● Task inputs:
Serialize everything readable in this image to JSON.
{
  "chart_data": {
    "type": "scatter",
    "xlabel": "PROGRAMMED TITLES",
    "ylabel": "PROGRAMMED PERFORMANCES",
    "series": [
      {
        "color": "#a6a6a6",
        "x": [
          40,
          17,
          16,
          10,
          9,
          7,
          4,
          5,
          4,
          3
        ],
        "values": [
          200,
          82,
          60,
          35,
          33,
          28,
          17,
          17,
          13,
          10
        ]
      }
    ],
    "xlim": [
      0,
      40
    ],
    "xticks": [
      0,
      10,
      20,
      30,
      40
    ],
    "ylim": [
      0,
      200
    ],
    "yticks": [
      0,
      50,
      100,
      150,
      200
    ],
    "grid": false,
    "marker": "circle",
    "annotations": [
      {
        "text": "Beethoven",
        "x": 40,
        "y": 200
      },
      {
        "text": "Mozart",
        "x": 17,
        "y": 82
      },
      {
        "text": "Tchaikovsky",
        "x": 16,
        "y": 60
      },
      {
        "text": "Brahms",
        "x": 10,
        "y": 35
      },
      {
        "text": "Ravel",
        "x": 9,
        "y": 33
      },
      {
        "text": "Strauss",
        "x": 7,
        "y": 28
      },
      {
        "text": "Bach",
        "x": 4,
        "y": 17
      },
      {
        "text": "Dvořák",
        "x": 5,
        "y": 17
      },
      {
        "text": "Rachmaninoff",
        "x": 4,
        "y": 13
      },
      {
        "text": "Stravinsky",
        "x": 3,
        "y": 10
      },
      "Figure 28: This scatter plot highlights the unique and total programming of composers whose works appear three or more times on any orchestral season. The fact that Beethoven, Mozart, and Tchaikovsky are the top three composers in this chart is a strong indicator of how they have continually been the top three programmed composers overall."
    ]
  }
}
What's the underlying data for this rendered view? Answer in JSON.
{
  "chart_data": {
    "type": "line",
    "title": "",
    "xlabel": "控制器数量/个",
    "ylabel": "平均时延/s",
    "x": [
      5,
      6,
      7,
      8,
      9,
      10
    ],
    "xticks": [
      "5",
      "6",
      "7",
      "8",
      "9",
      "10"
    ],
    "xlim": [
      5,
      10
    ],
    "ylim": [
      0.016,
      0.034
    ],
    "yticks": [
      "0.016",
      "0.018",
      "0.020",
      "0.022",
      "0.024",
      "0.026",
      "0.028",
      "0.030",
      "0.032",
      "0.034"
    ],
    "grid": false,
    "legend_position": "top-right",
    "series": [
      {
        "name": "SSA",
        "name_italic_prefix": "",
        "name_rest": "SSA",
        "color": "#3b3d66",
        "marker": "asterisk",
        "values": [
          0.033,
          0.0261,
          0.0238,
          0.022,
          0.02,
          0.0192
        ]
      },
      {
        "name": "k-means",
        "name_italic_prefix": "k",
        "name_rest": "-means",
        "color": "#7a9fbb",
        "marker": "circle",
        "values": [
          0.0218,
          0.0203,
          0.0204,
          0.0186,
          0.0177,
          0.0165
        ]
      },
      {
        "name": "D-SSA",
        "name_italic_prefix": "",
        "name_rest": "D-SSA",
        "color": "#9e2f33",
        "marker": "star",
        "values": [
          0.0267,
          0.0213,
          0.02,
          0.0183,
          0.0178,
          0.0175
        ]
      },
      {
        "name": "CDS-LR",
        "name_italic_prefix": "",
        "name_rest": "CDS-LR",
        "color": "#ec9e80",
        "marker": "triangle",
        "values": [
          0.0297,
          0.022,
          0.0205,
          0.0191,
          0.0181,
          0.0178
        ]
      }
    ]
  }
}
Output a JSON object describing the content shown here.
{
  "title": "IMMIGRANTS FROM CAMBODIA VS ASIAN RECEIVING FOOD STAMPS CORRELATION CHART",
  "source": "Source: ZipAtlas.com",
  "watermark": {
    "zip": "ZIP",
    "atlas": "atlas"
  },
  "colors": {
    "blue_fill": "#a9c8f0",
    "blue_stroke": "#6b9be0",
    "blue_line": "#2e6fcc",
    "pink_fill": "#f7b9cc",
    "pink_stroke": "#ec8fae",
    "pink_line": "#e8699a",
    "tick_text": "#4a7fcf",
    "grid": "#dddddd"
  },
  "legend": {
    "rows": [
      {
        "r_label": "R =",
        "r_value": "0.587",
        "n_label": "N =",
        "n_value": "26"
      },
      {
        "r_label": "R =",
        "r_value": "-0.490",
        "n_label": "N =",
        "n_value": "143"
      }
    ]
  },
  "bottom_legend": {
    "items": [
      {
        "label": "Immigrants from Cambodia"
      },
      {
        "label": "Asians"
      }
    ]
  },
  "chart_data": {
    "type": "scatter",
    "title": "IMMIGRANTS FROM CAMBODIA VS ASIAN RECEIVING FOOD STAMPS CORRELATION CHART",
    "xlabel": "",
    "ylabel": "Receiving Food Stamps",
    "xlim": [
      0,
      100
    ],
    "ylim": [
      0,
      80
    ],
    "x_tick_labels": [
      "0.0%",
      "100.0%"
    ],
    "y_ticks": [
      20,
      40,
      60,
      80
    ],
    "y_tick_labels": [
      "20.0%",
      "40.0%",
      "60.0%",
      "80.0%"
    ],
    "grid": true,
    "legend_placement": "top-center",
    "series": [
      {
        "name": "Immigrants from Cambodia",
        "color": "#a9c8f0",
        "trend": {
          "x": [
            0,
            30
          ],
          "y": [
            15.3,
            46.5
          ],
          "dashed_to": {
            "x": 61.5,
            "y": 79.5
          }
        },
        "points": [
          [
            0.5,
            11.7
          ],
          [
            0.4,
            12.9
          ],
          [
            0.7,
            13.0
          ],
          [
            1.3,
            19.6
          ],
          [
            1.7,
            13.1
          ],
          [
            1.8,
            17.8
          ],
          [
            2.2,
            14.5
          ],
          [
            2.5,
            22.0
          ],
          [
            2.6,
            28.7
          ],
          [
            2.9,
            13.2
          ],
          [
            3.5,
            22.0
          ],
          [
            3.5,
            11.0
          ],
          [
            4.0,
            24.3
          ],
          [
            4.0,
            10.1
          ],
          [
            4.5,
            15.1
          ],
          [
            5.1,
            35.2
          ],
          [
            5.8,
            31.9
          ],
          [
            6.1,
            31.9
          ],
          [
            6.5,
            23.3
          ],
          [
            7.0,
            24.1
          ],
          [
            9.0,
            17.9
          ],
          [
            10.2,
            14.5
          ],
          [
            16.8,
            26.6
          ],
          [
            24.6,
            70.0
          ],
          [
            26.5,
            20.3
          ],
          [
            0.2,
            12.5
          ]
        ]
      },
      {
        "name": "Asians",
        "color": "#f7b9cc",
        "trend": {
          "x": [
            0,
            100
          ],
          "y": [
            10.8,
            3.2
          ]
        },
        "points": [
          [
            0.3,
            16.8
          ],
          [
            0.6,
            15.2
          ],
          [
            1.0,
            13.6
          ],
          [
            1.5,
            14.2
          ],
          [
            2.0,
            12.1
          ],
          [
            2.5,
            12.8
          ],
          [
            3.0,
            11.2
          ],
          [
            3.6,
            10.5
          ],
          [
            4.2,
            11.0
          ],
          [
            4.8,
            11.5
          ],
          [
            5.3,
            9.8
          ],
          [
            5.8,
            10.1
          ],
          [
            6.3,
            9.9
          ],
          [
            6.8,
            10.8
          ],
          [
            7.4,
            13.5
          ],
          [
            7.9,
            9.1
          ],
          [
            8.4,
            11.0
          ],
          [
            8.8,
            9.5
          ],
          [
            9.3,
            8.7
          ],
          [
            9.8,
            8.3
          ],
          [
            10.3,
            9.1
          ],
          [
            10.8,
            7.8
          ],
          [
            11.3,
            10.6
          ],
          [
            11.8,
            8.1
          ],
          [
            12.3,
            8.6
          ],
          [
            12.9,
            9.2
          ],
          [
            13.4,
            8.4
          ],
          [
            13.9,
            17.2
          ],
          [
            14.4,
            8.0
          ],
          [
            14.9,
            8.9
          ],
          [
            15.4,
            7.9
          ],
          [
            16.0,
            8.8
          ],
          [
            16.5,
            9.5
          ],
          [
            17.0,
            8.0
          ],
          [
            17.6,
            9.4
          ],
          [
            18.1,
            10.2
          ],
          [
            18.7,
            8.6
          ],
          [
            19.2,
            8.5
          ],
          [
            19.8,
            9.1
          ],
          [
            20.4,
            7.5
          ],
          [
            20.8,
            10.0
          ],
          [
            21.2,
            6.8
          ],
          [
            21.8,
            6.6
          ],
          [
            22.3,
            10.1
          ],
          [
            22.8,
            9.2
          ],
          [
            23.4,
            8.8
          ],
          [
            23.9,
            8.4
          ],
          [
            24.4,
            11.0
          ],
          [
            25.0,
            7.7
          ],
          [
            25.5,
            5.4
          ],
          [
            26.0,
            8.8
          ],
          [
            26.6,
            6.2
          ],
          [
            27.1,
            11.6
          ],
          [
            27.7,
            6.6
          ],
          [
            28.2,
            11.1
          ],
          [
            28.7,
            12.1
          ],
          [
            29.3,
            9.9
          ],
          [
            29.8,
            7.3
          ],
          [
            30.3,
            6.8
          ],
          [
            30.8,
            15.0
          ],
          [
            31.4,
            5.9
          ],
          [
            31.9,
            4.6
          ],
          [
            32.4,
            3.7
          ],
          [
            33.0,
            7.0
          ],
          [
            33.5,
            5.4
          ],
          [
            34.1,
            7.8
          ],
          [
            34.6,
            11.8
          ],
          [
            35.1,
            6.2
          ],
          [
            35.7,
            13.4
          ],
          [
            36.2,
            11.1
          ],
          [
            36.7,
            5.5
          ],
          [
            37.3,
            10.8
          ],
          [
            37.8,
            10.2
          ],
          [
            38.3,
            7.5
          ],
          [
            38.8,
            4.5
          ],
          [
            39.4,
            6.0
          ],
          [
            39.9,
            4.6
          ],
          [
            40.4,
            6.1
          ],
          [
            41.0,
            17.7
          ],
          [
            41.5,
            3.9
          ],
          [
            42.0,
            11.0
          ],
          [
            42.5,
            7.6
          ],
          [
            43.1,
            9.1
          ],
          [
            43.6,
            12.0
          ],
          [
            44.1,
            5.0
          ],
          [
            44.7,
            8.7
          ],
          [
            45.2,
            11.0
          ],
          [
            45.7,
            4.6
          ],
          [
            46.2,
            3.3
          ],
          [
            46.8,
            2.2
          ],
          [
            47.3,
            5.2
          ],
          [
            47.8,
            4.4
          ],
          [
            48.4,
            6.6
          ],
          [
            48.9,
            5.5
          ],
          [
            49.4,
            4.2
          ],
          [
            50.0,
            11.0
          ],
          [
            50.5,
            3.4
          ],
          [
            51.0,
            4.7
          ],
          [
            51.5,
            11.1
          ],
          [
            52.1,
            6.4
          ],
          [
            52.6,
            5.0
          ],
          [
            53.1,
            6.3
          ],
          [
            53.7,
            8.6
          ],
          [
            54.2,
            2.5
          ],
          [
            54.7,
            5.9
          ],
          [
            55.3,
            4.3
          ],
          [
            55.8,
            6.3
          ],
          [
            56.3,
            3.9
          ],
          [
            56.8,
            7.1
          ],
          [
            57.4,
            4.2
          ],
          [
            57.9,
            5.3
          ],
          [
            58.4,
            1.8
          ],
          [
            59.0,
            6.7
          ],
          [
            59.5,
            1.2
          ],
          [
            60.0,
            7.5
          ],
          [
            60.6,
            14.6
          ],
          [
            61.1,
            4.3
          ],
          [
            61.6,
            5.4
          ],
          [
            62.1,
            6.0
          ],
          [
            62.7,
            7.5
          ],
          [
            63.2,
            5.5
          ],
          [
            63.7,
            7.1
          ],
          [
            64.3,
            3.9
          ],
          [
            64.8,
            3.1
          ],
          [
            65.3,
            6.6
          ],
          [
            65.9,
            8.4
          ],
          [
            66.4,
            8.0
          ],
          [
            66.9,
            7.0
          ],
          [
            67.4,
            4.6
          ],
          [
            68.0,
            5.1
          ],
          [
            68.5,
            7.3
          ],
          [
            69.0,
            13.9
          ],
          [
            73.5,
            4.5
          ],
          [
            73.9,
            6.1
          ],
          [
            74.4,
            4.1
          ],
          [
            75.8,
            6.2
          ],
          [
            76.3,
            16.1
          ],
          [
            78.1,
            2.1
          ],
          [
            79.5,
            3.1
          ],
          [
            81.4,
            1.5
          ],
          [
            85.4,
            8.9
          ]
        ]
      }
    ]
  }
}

● Aim:
Of the lines above, copy each that contains "ylabel".

● Solution below:
    "ylabel": "PROGRAMMED PERFORMANCES",
    "ylabel": "平均时延/s",
    "ylabel": "Receiving Food Stamps",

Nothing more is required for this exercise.